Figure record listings

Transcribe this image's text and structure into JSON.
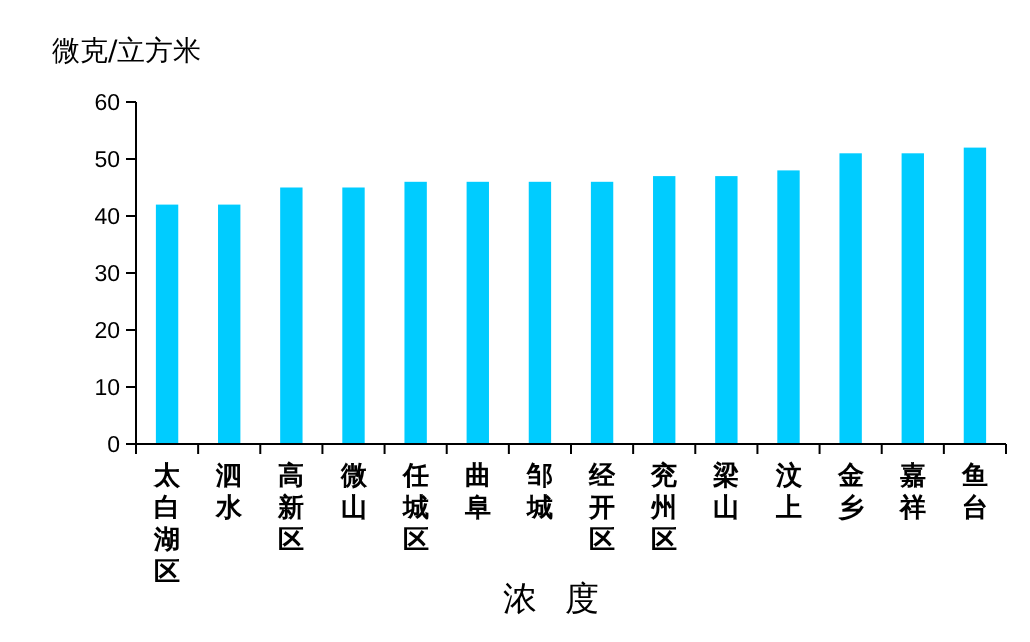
{
  "chart_data": {
    "type": "bar",
    "xlabel": "浓度",
    "ylabel": "微克/立方米",
    "categories": [
      "太白湖区",
      "泗水",
      "高新区",
      "微山",
      "任城区",
      "曲阜",
      "邹城",
      "经开区",
      "兖州区",
      "梁山",
      "汶上",
      "金乡",
      "嘉祥",
      "鱼台"
    ],
    "values": [
      42,
      42,
      45,
      45,
      46,
      46,
      46,
      46,
      47,
      47,
      48,
      51,
      51,
      52
    ],
    "color": "#00ccff",
    "ylim": [
      0,
      60
    ],
    "yticks": [
      0,
      10,
      20,
      30,
      40,
      50,
      60
    ],
    "grid": false
  }
}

**Required work**
Copy the material above exactly and drop the pictures.

**Solution for this task**
Transcribe this image's text and structure into JSON.
{
  "chart_data": {
    "type": "bar",
    "xlabel": "浓度",
    "ylabel": "微克/立方米",
    "categories": [
      "太白湖区",
      "泗水",
      "高新区",
      "微山",
      "任城区",
      "曲阜",
      "邹城",
      "经开区",
      "兖州区",
      "梁山",
      "汶上",
      "金乡",
      "嘉祥",
      "鱼台"
    ],
    "values": [
      42,
      42,
      45,
      45,
      46,
      46,
      46,
      46,
      47,
      47,
      48,
      51,
      51,
      52
    ],
    "color": "#00ccff",
    "ylim": [
      0,
      60
    ],
    "yticks": [
      0,
      10,
      20,
      30,
      40,
      50,
      60
    ],
    "grid": false
  }
}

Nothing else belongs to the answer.